Given problem: Each entry must be given again exactly; images do not belong in the copy.

Extracted data entries:
•••••

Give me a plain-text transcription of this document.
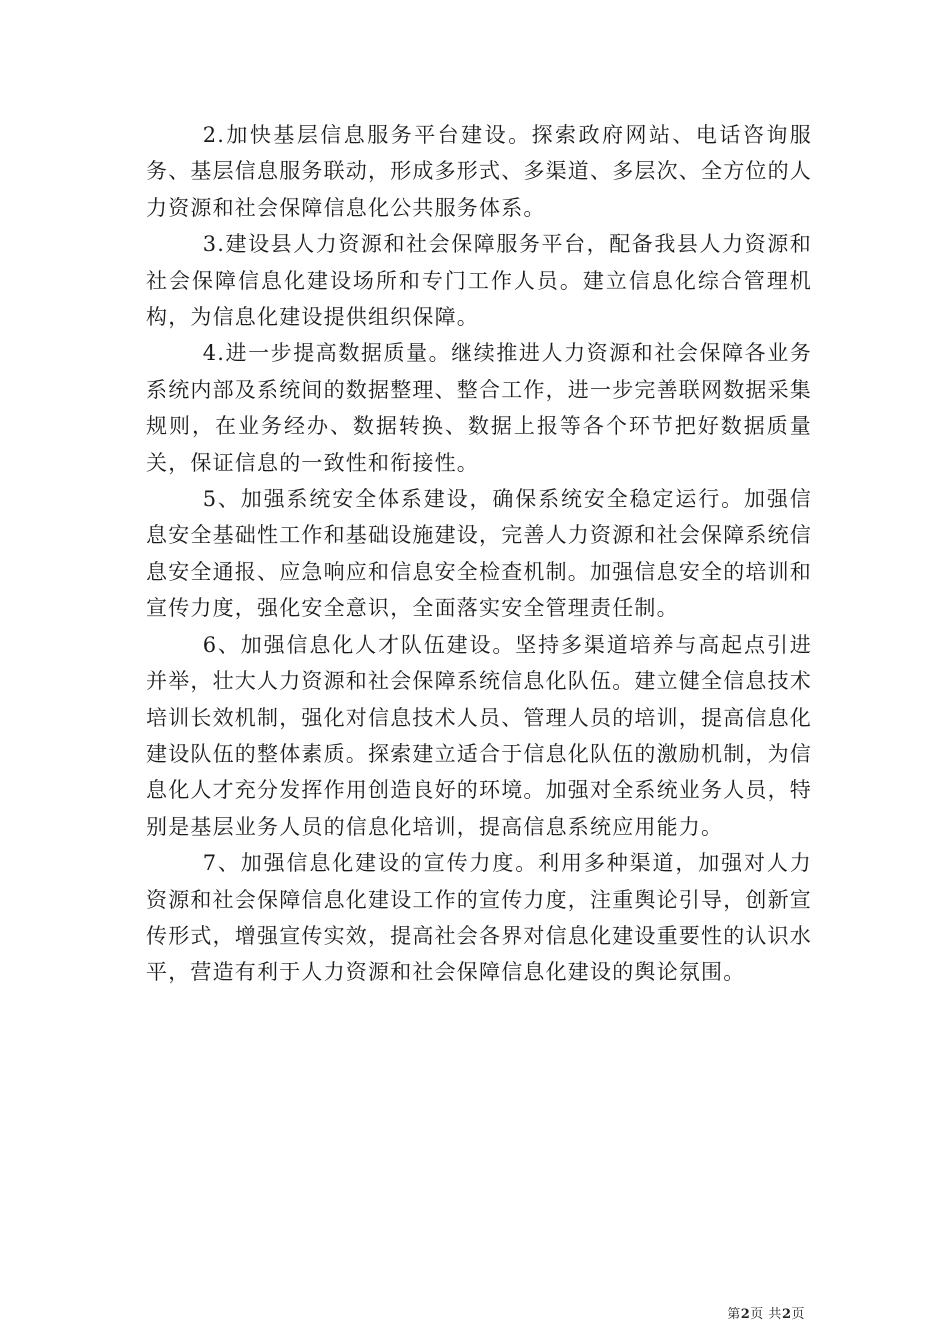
2.加快基层信息服务平台建设。探索政府网站、电话咨询服务、基层信息服务联动，形成多形式、多渠道、多层次、全方位的人力资源和社会保障信息化公共服务体系。

3.建设县人力资源和社会保障服务平台，配备我县人力资源和社会保障信息化建设场所和专门工作人员。建立信息化综合管理机构，为信息化建设提供组织保障。

4.进一步提高数据质量。继续推进人力资源和社会保障各业务系统内部及系统间的数据整理、整合工作，进一步完善联网数据采集规则，在业务经办、数据转换、数据上报等各个环节把好数据质量关，保证信息的一致性和衔接性。

5、加强系统安全体系建设，确保系统安全稳定运行。加强信息安全基础性工作和基础设施建设，完善人力资源和社会保障系统信息安全通报、应急响应和信息安全检查机制。加强信息安全的培训和宣传力度，强化安全意识，全面落实安全管理责任制。

6、加强信息化人才队伍建设。坚持多渠道培养与高起点引进并举，壮大人力资源和社会保障系统信息化队伍。建立健全信息技术培训长效机制，强化对信息技术人员、管理人员的培训，提高信息化建设队伍的整体素质。探索建立适合于信息化队伍的激励机制，为信息化人才充分发挥作用创造良好的环境。加强对全系统业务人员，特别是基层业务人员的信息化培训，提高信息系统应用能力。

7、加强信息化建设的宣传力度。利用多种渠道，加强对人力资源和社会保障信息化建设工作的宣传力度，注重舆论引导，创新宣传形式，增强宣传实效，提高社会各界对信息化建设重要性的认识水平，营造有利于人力资源和社会保障信息化建设的舆论氛围。

第2页 共2页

•••••

Written answer:
Give me a plain-text transcription of this document.
2.加快基层信息服务平台建设。探索政府网站、电话咨询服务、基层信息服务联动，形成多形式、多渠道、多层次、全方位的人力资源和社会保障信息化公共服务体系。

3.建设县人力资源和社会保障服务平台，配备我县人力资源和社会保障信息化建设场所和专门工作人员。建立信息化综合管理机构，为信息化建设提供组织保障。

4.进一步提高数据质量。继续推进人力资源和社会保障各业务系统内部及系统间的数据整理、整合工作，进一步完善联网数据采集规则，在业务经办、数据转换、数据上报等各个环节把好数据质量关，保证信息的一致性和衔接性。

5、加强系统安全体系建设，确保系统安全稳定运行。加强信息安全基础性工作和基础设施建设，完善人力资源和社会保障系统信息安全通报、应急响应和信息安全检查机制。加强信息安全的培训和宣传力度，强化安全意识，全面落实安全管理责任制。

6、加强信息化人才队伍建设。坚持多渠道培养与高起点引进并举，壮大人力资源和社会保障系统信息化队伍。建立健全信息技术培训长效机制，强化对信息技术人员、管理人员的培训，提高信息化建设队伍的整体素质。探索建立适合于信息化队伍的激励机制，为信息化人才充分发挥作用创造良好的环境。加强对全系统业务人员，特别是基层业务人员的信息化培训，提高信息系统应用能力。

7、加强信息化建设的宣传力度。利用多种渠道，加强对人力资源和社会保障信息化建设工作的宣传力度，注重舆论引导，创新宣传形式，增强宣传实效，提高社会各界对信息化建设重要性的认识水平，营造有利于人力资源和社会保障信息化建设的舆论氛围。

第2页 共2页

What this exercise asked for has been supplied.